- **Tasks to complete**
**a.** Rewrite everything in the records from the first line down to the line containing "app-title: Product Discovery" as a numbered list, leaving out any blank lines.
**b.** Continue the radio interview with Lucinda Williams from the point where it stops.

- **Selected extract**
** start **

Ms. LUCINDA WILLIAMS (Singer, Songwriter): (Singing) Just to sit and talk the way we used to do...


Lucinda Williams, she's what you put on when you're feeling raw and need the company of a sad song. After all, she's one of those artists who's been through it all. 55 years old, and with that scratchy, full-throated voice, kind of a Billy Holiday of alternative country music. But on her new album, "Little Honey," it seems Lucinda Williams has arrived at a new place.

(Soundbite of song "Real Love")

Ms. WILLIAMS: (Singing) I found the love I've been looking for. It's a real love. It's a real love. Standing up behind an electric guitar. It's a real love. It's a real love...

SEABROOK: She's a songwriter who never holds back. And, Lucinda Williams, welcome to the show.

Ms. WILLIAMS: Thank you.

SEABROOK: Is it true what the reviewers are saying about this album, that this is your first happy album?

** end **

- **Exercise data**
** start **

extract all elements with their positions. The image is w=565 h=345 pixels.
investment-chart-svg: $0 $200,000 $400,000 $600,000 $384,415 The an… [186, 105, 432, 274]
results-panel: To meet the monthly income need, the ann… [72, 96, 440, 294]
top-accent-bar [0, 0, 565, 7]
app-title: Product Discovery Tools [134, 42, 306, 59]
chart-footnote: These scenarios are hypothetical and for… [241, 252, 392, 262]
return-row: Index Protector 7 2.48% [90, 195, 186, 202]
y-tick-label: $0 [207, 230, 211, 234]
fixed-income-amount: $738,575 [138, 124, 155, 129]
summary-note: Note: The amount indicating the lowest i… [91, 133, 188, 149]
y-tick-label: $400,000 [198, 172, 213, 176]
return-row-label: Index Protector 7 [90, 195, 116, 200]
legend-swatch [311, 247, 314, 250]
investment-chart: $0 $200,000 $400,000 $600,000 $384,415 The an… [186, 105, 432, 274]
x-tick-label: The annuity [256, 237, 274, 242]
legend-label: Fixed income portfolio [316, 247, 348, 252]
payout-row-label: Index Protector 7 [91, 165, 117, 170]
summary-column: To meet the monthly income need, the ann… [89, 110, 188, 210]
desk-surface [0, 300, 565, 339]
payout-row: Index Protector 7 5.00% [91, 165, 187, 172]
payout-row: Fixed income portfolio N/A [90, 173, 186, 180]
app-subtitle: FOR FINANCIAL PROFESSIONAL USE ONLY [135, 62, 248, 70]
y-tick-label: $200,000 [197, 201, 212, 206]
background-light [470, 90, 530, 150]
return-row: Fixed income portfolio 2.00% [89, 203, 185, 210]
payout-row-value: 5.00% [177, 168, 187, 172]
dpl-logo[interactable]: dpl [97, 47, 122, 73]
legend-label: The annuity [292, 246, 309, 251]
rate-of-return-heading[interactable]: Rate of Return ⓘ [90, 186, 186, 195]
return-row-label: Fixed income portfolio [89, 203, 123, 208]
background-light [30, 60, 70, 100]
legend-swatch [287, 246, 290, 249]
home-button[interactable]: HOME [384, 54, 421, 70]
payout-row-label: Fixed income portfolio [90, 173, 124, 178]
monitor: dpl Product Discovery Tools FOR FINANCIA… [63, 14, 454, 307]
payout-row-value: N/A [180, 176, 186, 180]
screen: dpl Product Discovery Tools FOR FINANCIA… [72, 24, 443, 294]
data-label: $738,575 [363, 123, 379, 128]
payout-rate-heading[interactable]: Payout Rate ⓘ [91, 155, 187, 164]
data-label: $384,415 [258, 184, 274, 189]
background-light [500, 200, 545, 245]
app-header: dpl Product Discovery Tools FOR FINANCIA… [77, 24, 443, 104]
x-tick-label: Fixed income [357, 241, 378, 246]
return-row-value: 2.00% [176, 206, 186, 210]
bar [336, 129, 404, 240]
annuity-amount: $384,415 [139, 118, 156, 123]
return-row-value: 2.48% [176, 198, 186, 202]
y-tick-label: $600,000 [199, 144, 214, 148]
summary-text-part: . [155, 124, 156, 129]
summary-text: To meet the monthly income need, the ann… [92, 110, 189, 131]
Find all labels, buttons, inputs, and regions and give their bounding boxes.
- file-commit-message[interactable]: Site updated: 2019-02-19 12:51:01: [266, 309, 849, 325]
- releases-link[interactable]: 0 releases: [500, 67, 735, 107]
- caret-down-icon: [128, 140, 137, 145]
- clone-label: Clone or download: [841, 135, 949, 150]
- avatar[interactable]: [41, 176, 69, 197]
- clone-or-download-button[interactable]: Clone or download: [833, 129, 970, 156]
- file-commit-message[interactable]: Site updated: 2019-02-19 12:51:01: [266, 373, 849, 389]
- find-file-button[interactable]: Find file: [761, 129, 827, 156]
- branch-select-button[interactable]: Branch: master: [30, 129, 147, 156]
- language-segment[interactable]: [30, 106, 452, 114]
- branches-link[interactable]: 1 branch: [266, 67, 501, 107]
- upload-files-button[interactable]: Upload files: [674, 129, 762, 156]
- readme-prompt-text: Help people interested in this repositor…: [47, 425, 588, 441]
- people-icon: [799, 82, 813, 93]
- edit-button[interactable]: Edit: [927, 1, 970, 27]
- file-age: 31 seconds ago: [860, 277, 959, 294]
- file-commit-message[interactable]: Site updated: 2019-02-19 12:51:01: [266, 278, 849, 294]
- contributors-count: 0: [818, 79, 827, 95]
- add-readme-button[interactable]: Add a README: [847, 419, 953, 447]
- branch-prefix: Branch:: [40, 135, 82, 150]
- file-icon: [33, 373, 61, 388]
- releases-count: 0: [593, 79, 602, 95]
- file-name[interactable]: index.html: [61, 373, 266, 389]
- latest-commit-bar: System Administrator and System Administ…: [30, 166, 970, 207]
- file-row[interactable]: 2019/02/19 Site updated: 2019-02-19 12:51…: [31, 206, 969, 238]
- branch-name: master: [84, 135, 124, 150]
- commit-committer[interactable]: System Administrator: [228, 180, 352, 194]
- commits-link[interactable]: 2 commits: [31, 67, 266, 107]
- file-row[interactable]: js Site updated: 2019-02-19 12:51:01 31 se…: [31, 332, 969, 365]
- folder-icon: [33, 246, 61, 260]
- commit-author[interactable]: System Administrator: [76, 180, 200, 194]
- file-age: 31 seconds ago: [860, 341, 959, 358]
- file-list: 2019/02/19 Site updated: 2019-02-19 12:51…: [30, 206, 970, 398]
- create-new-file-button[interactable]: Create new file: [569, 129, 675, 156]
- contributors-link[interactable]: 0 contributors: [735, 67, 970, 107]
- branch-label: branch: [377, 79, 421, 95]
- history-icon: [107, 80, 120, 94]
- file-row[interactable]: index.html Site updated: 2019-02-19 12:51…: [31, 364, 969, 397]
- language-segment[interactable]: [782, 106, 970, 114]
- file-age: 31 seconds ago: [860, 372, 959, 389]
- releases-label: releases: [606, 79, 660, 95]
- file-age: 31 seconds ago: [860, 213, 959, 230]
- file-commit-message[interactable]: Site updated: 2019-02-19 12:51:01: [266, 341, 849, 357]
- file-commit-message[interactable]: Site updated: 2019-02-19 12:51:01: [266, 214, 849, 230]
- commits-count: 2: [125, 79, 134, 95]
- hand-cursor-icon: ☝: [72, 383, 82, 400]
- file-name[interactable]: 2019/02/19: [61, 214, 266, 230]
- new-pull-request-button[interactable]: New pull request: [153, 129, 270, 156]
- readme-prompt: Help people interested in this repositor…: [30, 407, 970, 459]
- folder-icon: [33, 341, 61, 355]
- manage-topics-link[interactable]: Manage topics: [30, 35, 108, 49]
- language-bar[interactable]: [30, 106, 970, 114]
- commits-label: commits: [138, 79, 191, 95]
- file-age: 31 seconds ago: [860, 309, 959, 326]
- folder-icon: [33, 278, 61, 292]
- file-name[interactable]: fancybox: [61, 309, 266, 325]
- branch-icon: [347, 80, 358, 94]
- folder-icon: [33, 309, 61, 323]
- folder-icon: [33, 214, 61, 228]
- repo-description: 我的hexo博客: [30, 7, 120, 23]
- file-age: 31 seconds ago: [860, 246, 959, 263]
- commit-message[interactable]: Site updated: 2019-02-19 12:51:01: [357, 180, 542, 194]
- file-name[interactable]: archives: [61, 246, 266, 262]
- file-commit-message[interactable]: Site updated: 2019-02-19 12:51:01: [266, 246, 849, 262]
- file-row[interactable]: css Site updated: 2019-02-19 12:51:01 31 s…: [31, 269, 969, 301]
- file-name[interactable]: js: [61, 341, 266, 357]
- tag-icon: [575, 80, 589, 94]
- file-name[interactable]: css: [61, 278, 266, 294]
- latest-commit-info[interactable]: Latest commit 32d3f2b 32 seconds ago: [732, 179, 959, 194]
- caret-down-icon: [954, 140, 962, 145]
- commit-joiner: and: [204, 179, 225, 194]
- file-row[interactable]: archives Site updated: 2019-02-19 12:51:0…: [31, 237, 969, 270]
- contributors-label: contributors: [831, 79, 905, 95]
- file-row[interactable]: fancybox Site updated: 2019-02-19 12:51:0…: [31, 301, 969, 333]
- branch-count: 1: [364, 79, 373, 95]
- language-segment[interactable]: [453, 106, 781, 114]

** end **

- **Solved tasks**
**a.**
1. extract all elements with their positions. The image is w=565 h=345 pixels.
2. investment-chart-svg: $0 $200,000 $400,000 $600,000 $384,415 The an… [186, 105, 432, 274]
3. results-panel: To meet the monthly income need, the ann… [72, 96, 440, 294]
4. top-accent-bar [0, 0, 565, 7]
5. app-title: Product Discovery Tools [134, 42, 306, 59]

**b.**
Ms. WILLIAMS: Well, I think - it's not really a yes and no kind of a question. I think it's a more up-tempo kind of album in general. Compared to my other albums, I think there's this sense that I'm having a good time. The band is having a good time. There are a couple of songs that deal with sort of finding my joy. It took me quite a while for me to find my soul mate, Tom, who I've been with for three and a half years now, who I'm engaged to.

SEABROOK: That's Tom Overby. You met him, and then he slowly took over your whole life.

Ms. WILLIAMS: Right. Yeah.

(Soundbite of laughter)

SEABROOK: He's your manager. He's your producer on the album.

(Soundbite of laughter)

Ms. WILLIAMS: Uh huh. And it's great, too. That's the thing, I mean, the whole idea of, oh, I'm happy now. And, you know, I've had people even ask me these ridiculous questions like, are you still going to be able to write? Where are the songs going to come from? And if anything, I've been writing as much or more. There are always things to write about. I'll always continue writing because I'm a writer, and that's what I do. So it comes from within.

Regardless of what's going on around me, I'm going to be writing. Whether I'm happy, sad, and there's still plenty to be miserable about. So, you know...

(Soundbite of laughter)

Ms. WILLIAMS: Don't worry about that.

SEABROOK: Let's talk about one of the songs on the album that has a relationship that's not so compatible, the duet you do with Elvis Costello, "Jailhouse Tears."

Ms. WILLIAMS: That's based on a true story about an abusive relationship I was in at the time before I met Tom.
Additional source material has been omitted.